### DIRECTION
From the entries below, pull out each line where "content" appears.

### Stored dataset items
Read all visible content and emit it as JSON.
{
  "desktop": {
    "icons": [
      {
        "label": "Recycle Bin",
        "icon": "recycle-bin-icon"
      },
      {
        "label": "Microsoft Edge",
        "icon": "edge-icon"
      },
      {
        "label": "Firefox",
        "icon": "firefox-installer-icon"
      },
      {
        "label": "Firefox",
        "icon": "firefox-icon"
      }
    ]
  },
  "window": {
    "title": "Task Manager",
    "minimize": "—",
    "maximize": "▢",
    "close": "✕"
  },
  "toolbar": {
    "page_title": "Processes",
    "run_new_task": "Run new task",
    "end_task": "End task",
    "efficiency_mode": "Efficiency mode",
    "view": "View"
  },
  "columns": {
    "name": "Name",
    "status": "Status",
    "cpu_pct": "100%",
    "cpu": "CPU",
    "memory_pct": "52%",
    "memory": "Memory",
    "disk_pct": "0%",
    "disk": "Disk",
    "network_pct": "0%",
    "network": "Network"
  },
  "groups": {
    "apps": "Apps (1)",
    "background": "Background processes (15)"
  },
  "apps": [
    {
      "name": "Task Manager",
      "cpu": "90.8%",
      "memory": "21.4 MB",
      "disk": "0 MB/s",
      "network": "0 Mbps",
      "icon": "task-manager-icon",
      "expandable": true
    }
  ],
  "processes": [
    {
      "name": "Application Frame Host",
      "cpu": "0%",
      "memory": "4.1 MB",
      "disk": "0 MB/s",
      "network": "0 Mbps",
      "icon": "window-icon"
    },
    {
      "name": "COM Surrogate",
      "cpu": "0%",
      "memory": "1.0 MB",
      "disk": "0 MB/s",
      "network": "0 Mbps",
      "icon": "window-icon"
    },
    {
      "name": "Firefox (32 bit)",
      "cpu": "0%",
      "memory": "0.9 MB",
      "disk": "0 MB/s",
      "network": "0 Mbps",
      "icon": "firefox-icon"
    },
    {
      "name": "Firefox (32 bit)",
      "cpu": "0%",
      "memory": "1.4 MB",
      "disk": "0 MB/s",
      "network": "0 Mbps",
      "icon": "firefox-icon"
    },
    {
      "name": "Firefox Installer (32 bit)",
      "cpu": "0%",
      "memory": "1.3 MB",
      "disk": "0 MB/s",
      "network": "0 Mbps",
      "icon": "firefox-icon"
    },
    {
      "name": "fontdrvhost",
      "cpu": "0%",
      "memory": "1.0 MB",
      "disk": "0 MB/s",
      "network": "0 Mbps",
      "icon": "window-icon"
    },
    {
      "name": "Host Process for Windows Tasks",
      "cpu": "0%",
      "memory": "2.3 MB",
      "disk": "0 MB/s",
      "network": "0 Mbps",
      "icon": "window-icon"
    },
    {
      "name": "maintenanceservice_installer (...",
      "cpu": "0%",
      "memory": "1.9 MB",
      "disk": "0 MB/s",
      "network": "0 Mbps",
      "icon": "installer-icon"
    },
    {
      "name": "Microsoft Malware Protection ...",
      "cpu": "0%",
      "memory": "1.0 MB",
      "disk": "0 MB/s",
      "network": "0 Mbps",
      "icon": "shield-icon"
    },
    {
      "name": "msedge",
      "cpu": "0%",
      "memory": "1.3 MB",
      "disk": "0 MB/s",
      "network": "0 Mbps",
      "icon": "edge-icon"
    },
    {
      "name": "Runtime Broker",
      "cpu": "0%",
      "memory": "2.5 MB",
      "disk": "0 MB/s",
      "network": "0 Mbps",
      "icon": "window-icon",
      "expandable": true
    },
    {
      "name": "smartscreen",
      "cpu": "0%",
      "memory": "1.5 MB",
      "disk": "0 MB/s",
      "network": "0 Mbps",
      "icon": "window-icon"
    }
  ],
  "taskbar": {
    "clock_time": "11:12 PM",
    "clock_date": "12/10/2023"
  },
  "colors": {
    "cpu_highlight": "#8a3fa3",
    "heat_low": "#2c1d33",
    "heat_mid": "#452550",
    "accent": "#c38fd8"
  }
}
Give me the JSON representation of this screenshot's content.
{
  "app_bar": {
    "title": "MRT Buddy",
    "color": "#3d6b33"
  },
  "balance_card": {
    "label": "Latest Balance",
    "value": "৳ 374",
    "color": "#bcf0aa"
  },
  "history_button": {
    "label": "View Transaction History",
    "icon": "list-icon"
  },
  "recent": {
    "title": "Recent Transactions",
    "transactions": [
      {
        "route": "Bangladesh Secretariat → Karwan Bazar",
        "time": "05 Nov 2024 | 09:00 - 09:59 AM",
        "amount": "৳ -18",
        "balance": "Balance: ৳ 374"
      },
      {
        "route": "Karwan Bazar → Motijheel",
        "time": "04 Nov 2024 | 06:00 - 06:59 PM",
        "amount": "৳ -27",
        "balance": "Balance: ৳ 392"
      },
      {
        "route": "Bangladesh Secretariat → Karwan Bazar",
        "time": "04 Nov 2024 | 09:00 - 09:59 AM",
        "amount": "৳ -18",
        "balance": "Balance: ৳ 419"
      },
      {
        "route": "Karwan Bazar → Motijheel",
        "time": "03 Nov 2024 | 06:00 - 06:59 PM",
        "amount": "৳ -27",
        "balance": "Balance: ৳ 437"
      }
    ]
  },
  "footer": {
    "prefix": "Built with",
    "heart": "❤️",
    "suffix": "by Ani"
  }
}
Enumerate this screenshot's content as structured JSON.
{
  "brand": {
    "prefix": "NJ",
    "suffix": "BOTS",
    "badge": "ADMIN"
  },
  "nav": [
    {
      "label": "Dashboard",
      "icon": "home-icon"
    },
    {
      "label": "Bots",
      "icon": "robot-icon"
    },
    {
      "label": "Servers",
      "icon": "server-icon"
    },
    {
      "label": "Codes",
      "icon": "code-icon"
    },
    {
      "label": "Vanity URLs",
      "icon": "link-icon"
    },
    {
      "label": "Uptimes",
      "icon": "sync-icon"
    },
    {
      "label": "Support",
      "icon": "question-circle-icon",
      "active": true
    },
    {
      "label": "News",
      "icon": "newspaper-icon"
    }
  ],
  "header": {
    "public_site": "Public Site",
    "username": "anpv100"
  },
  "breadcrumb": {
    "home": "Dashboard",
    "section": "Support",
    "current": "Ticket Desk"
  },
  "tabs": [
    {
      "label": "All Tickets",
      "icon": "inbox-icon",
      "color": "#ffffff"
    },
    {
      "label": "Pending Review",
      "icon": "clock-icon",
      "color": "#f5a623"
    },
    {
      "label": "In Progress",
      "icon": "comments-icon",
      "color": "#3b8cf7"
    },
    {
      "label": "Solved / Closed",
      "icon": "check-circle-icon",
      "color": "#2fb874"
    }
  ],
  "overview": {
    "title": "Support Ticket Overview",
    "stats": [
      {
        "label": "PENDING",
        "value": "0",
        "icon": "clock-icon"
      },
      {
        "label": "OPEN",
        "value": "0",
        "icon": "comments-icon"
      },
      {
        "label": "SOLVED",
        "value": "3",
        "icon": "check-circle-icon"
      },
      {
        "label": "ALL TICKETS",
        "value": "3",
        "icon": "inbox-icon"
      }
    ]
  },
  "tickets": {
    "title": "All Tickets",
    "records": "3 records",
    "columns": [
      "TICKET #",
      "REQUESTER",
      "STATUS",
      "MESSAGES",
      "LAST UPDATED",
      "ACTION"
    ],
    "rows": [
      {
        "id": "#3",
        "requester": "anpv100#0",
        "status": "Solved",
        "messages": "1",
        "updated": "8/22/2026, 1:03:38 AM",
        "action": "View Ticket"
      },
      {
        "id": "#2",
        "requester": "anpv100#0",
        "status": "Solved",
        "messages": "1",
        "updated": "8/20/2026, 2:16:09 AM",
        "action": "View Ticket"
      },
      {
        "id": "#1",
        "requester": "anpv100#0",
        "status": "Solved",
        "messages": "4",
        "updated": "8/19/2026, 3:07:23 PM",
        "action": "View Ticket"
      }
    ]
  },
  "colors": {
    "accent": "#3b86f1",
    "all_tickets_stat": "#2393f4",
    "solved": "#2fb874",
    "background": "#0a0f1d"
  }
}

### EXPECTED OUTPUT
Read all visible content and emit it as JSON.
Give me the JSON representation of this screenshot's content.
Enumerate this screenshot's content as structured JSON.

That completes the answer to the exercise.